--- start ---
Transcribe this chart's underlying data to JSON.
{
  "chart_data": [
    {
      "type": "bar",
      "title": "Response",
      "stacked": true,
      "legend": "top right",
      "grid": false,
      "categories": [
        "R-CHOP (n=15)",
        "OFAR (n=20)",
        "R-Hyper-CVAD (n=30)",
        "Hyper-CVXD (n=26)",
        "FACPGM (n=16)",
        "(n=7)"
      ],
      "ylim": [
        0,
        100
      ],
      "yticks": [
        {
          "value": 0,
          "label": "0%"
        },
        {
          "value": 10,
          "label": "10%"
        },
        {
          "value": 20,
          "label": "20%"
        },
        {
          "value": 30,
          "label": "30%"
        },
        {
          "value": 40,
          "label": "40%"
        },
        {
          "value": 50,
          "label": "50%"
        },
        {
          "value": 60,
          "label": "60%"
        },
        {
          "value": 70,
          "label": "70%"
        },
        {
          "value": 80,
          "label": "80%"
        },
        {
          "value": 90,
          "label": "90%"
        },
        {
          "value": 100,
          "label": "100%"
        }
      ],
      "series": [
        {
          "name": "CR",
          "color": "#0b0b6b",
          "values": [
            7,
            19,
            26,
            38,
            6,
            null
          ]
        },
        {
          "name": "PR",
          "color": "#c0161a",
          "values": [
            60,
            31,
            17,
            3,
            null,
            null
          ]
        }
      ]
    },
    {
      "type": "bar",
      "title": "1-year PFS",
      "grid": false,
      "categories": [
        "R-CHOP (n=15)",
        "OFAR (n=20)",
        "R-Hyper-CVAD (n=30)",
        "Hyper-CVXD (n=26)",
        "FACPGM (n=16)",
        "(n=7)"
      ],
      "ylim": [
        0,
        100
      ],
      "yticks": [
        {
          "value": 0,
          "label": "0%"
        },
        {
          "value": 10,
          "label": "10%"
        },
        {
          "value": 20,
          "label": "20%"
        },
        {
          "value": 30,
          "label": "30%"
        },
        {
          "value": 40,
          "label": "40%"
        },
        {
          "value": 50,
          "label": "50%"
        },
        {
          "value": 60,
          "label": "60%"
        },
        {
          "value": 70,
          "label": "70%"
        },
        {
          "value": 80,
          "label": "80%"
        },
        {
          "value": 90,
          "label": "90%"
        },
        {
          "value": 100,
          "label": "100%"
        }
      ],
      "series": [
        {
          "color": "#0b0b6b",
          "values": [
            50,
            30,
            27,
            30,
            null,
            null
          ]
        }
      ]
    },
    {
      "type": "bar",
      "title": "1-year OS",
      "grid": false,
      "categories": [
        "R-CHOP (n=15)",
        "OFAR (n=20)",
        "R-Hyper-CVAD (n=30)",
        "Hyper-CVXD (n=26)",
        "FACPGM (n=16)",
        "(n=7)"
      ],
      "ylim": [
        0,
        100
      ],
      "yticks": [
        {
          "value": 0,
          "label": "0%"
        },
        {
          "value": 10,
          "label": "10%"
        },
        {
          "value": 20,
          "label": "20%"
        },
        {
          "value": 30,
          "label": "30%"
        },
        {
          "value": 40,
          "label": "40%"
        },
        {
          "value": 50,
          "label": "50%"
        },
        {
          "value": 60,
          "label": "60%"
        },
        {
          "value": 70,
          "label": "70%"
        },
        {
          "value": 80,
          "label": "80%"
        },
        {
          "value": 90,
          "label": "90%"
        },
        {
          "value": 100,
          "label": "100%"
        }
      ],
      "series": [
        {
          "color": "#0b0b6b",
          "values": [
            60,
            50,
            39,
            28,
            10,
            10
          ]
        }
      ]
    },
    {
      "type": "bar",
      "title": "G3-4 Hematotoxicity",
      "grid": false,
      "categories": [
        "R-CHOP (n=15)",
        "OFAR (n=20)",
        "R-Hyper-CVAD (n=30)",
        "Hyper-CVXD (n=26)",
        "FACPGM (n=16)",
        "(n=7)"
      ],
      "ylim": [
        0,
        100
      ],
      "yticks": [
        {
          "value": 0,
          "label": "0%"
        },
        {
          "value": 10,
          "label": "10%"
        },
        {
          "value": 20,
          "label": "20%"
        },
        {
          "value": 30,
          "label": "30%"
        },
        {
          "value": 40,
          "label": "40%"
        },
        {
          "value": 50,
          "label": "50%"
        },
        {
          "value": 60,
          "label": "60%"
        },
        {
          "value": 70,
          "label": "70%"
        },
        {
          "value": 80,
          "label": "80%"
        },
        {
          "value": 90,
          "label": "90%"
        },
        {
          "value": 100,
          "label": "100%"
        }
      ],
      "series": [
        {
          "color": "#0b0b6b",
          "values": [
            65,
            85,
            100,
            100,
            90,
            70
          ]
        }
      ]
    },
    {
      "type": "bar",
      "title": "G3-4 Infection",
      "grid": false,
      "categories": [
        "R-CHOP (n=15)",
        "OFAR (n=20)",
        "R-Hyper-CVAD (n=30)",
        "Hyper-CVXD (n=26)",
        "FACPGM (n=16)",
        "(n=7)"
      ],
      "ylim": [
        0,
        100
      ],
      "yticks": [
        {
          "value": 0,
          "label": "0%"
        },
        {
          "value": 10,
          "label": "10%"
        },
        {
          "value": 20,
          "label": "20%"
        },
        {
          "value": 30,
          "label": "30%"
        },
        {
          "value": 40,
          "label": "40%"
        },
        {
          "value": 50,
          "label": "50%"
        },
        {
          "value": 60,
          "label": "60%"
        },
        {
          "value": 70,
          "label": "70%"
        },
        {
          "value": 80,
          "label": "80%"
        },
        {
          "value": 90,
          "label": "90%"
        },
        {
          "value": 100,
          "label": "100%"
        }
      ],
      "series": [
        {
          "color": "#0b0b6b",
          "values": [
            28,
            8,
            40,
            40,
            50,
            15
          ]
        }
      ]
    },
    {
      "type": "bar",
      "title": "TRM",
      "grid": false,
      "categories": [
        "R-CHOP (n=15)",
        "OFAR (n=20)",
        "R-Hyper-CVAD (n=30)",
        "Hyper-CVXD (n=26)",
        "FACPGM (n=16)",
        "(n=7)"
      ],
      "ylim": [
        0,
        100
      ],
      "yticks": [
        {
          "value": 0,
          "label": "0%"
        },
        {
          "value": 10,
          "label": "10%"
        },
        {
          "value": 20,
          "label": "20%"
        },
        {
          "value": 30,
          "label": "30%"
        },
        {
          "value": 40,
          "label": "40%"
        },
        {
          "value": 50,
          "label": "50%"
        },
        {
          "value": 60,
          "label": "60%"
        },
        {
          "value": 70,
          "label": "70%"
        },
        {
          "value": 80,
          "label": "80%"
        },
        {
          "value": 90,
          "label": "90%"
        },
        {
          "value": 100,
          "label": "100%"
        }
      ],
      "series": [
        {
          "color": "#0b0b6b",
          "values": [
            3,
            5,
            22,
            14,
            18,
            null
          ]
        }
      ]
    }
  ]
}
--- end ---
(Stated goal)
Collect from the data above every line that includes "title".

(Correct result)
      "title": "Response",
      "title": "1-year PFS",
      "title": "1-year OS",
      "title": "G3-4 Hematotoxicity",
      "title": "G3-4 Infection",
      "title": "TRM",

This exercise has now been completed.